**GIVEN REQUEST:** Copy each of the following items word for word, in the order given.

"""

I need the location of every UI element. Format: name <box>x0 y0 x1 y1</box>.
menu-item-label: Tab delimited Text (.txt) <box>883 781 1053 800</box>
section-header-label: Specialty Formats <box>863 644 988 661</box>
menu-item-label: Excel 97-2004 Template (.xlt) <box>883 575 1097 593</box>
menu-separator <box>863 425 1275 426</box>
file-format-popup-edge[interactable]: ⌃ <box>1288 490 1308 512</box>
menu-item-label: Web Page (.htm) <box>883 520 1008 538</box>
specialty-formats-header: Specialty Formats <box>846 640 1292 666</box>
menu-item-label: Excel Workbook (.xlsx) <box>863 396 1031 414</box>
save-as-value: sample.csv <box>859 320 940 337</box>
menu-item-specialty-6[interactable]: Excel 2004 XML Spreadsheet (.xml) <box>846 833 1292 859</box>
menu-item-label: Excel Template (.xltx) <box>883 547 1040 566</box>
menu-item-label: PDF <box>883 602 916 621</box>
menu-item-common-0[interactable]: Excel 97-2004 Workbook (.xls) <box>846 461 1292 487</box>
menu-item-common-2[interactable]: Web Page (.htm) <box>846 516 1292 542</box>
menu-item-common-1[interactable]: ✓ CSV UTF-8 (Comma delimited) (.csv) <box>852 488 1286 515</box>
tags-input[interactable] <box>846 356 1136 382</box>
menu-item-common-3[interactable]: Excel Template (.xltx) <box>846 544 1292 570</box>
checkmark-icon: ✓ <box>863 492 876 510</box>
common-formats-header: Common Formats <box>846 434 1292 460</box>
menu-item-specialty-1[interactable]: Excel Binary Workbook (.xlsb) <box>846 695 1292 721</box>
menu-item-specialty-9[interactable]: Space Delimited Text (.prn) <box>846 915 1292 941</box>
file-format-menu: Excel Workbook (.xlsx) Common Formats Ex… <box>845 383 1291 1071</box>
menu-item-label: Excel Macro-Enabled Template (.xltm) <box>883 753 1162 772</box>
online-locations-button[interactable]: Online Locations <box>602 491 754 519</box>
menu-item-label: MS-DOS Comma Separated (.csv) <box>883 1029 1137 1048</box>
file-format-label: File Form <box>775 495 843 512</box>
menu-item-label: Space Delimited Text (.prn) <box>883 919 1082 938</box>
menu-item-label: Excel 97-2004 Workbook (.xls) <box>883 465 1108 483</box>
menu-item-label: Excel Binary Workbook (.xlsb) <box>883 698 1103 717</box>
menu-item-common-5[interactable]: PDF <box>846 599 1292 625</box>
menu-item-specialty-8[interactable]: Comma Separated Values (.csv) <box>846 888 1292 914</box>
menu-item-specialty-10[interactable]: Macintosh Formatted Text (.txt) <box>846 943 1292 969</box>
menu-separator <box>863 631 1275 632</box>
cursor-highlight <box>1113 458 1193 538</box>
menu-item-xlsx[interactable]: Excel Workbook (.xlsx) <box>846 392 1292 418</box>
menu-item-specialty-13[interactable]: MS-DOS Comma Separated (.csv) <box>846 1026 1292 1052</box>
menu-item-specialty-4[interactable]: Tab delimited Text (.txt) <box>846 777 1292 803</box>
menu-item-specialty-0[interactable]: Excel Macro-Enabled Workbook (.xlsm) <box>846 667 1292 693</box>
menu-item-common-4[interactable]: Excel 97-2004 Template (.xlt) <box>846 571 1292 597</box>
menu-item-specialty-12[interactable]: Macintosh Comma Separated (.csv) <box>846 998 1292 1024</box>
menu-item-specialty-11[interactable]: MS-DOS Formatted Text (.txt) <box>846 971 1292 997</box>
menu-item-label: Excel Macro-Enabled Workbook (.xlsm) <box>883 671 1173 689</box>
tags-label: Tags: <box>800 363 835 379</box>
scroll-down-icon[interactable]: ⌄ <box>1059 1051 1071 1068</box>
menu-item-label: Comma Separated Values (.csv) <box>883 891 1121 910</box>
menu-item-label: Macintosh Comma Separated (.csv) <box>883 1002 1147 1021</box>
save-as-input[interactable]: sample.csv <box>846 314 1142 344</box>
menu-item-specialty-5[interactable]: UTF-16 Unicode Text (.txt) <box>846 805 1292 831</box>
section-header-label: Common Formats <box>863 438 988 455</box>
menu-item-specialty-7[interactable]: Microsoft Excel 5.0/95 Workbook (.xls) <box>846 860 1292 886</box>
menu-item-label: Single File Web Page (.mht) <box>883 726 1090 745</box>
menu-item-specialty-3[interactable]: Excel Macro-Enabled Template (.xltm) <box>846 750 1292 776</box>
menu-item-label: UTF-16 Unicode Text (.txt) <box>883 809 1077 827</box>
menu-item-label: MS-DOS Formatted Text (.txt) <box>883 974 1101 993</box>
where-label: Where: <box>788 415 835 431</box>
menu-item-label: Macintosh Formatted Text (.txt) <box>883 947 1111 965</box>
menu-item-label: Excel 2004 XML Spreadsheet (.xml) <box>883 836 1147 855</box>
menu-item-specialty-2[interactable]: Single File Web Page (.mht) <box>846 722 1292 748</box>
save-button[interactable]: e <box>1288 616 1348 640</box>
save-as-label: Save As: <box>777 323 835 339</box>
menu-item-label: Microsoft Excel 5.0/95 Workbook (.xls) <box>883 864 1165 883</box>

"""

**TASK RESULT:**
I need the location of every UI element. Format: name <box>x0 y0 x1 y1</box>.
menu-item-label: Tab delimited Text (.txt) <box>883 781 1053 800</box>
section-header-label: Specialty Formats <box>863 644 988 661</box>
menu-item-label: Excel 97-2004 Template (.xlt) <box>883 575 1097 593</box>
menu-separator <box>863 425 1275 426</box>
file-format-popup-edge[interactable]: ⌃ <box>1288 490 1308 512</box>
menu-item-label: Web Page (.htm) <box>883 520 1008 538</box>
specialty-formats-header: Specialty Formats <box>846 640 1292 666</box>
menu-item-label: Excel Workbook (.xlsx) <box>863 396 1031 414</box>
save-as-value: sample.csv <box>859 320 940 337</box>
menu-item-specialty-6[interactable]: Excel 2004 XML Spreadsheet (.xml) <box>846 833 1292 859</box>
menu-item-label: Excel Template (.xltx) <box>883 547 1040 566</box>
menu-item-label: PDF <box>883 602 916 621</box>
menu-item-common-0[interactable]: Excel 97-2004 Workbook (.xls) <box>846 461 1292 487</box>
menu-item-common-2[interactable]: Web Page (.htm) <box>846 516 1292 542</box>
menu-item-common-1[interactable]: ✓ CSV UTF-8 (Comma delimited) (.csv) <box>852 488 1286 515</box>
tags-input[interactable] <box>846 356 1136 382</box>
menu-item-common-3[interactable]: Excel Template (.xltx) <box>846 544 1292 570</box>
checkmark-icon: ✓ <box>863 492 876 510</box>
common-formats-header: Common Formats <box>846 434 1292 460</box>
menu-item-specialty-1[interactable]: Excel Binary Workbook (.xlsb) <box>846 695 1292 721</box>
menu-item-specialty-9[interactable]: Space Delimited Text (.prn) <box>846 915 1292 941</box>
file-format-menu: Excel Workbook (.xlsx) Common Formats Ex… <box>845 383 1291 1071</box>
menu-item-label: Excel Macro-Enabled Template (.xltm) <box>883 753 1162 772</box>
online-locations-button[interactable]: Online Locations <box>602 491 754 519</box>
menu-item-label: MS-DOS Comma Separated (.csv) <box>883 1029 1137 1048</box>
file-format-label: File Form <box>775 495 843 512</box>
menu-item-label: Space Delimited Text (.prn) <box>883 919 1082 938</box>
menu-item-label: Excel 97-2004 Workbook (.xls) <box>883 465 1108 483</box>
menu-item-label: Excel Binary Workbook (.xlsb) <box>883 698 1103 717</box>
menu-item-common-5[interactable]: PDF <box>846 599 1292 625</box>
menu-item-specialty-8[interactable]: Comma Separated Values (.csv) <box>846 888 1292 914</box>
menu-item-specialty-10[interactable]: Macintosh Formatted Text (.txt) <box>846 943 1292 969</box>
menu-separator <box>863 631 1275 632</box>
cursor-highlight <box>1113 458 1193 538</box>
menu-item-xlsx[interactable]: Excel Workbook (.xlsx) <box>846 392 1292 418</box>
menu-item-specialty-13[interactable]: MS-DOS Comma Separated (.csv) <box>846 1026 1292 1052</box>
menu-item-specialty-4[interactable]: Tab delimited Text (.txt) <box>846 777 1292 803</box>
menu-item-specialty-0[interactable]: Excel Macro-Enabled Workbook (.xlsm) <box>846 667 1292 693</box>
menu-item-common-4[interactable]: Excel 97-2004 Template (.xlt) <box>846 571 1292 597</box>
menu-item-specialty-12[interactable]: Macintosh Comma Separated (.csv) <box>846 998 1292 1024</box>
menu-item-specialty-11[interactable]: MS-DOS Formatted Text (.txt) <box>846 971 1292 997</box>
menu-item-label: Excel Macro-Enabled Workbook (.xlsm) <box>883 671 1173 689</box>
tags-label: Tags: <box>800 363 835 379</box>
scroll-down-icon[interactable]: ⌄ <box>1059 1051 1071 1068</box>
menu-item-label: Comma Separated Values (.csv) <box>883 891 1121 910</box>
menu-item-label: Macintosh Comma Separated (.csv) <box>883 1002 1147 1021</box>
save-as-input[interactable]: sample.csv <box>846 314 1142 344</box>
menu-item-specialty-5[interactable]: UTF-16 Unicode Text (.txt) <box>846 805 1292 831</box>
section-header-label: Common Formats <box>863 438 988 455</box>
menu-item-specialty-7[interactable]: Microsoft Excel 5.0/95 Workbook (.xls) <box>846 860 1292 886</box>
menu-item-label: Single File Web Page (.mht) <box>883 726 1090 745</box>
menu-item-specialty-3[interactable]: Excel Macro-Enabled Template (.xltm) <box>846 750 1292 776</box>
menu-item-label: UTF-16 Unicode Text (.txt) <box>883 809 1077 827</box>
menu-item-label: MS-DOS Formatted Text (.txt) <box>883 974 1101 993</box>
where-label: Where: <box>788 415 835 431</box>
menu-item-label: Macintosh Formatted Text (.txt) <box>883 947 1111 965</box>
menu-item-label: Excel 2004 XML Spreadsheet (.xml) <box>883 836 1147 855</box>
menu-item-specialty-2[interactable]: Single File Web Page (.mht) <box>846 722 1292 748</box>
save-button[interactable]: e <box>1288 616 1348 640</box>
save-as-label: Save As: <box>777 323 835 339</box>
menu-item-label: Microsoft Excel 5.0/95 Workbook (.xls) <box>883 864 1165 883</box>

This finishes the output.